* Short exercise *
In the data below, find the line containing "Extract all readable text from this page."; reproduce that line and all subsequent lines exactly, and nothing else.

====== Provided data

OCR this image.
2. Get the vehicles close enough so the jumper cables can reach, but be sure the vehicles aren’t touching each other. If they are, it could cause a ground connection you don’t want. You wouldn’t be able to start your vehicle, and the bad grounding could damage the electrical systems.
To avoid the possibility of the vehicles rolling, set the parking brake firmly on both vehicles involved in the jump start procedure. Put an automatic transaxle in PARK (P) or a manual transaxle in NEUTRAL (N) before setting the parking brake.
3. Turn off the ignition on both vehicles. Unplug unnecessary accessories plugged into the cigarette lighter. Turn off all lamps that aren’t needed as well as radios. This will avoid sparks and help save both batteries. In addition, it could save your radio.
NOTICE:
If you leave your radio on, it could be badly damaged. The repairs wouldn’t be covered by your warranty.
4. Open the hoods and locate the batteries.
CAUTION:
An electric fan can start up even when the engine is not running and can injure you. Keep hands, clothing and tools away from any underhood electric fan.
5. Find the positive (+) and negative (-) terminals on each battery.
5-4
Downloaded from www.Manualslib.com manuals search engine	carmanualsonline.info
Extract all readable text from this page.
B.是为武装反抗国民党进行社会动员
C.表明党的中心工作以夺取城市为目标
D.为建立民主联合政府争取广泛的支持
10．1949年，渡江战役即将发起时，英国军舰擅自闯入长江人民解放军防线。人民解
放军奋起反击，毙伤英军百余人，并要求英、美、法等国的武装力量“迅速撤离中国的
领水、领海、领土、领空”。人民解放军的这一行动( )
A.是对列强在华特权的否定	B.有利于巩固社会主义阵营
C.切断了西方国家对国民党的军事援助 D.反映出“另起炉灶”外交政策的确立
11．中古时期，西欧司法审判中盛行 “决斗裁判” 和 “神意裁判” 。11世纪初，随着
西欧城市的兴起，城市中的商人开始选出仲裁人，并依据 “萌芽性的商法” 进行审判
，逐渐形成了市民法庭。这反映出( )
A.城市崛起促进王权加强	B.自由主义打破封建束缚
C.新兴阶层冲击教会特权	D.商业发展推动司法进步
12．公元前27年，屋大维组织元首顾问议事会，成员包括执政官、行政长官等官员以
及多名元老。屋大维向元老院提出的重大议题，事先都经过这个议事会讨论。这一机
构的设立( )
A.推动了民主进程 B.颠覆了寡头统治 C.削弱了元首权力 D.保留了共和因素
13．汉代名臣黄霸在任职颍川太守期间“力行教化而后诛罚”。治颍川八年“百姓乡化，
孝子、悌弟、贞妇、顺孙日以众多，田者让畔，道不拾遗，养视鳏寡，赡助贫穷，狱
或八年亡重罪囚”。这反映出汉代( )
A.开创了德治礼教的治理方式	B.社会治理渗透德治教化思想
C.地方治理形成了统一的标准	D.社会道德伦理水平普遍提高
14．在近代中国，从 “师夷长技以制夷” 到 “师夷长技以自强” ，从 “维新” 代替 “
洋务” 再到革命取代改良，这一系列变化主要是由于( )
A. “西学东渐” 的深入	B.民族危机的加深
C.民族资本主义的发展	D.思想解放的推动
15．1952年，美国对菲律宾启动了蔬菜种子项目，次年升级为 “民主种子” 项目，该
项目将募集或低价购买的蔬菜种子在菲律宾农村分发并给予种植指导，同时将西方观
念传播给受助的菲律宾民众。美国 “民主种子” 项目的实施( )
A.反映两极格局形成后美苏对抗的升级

============

* Solution *
Extract all readable text from this page.
B.是为武装反抗国民党进行社会动员
C.表明党的中心工作以夺取城市为目标
D.为建立民主联合政府争取广泛的支持
10．1949年，渡江战役即将发起时，英国军舰擅自闯入长江人民解放军防线。人民解
放军奋起反击，毙伤英军百余人，并要求英、美、法等国的武装力量“迅速撤离中国的
领水、领海、领土、领空”。人民解放军的这一行动( )
A.是对列强在华特权的否定	B.有利于巩固社会主义阵营
C.切断了西方国家对国民党的军事援助 D.反映出“另起炉灶”外交政策的确立
11．中古时期，西欧司法审判中盛行 “决斗裁判” 和 “神意裁判” 。11世纪初，随着
西欧城市的兴起，城市中的商人开始选出仲裁人，并依据 “萌芽性的商法” 进行审判
，逐渐形成了市民法庭。这反映出( )
A.城市崛起促进王权加强	B.自由主义打破封建束缚
C.新兴阶层冲击教会特权	D.商业发展推动司法进步
12．公元前27年，屋大维组织元首顾问议事会，成员包括执政官、行政长官等官员以
及多名元老。屋大维向元老院提出的重大议题，事先都经过这个议事会讨论。这一机
构的设立( )
A.推动了民主进程 B.颠覆了寡头统治 C.削弱了元首权力 D.保留了共和因素
13．汉代名臣黄霸在任职颍川太守期间“力行教化而后诛罚”。治颍川八年“百姓乡化，
孝子、悌弟、贞妇、顺孙日以众多，田者让畔，道不拾遗，养视鳏寡，赡助贫穷，狱
或八年亡重罪囚”。这反映出汉代( )
A.开创了德治礼教的治理方式	B.社会治理渗透德治教化思想
C.地方治理形成了统一的标准	D.社会道德伦理水平普遍提高
14．在近代中国，从 “师夷长技以制夷” 到 “师夷长技以自强” ，从 “维新” 代替 “
洋务” 再到革命取代改良，这一系列变化主要是由于( )
A. “西学东渐” 的深入	B.民族危机的加深
C.民族资本主义的发展	D.思想解放的推动
15．1952年，美国对菲律宾启动了蔬菜种子项目，次年升级为 “民主种子” 项目，该
项目将募集或低价购买的蔬菜种子在菲律宾农村分发并给予种植指导，同时将西方观
念传播给受助的菲律宾民众。美国 “民主种子” 项目的实施( )
A.反映两极格局形成后美苏对抗的升级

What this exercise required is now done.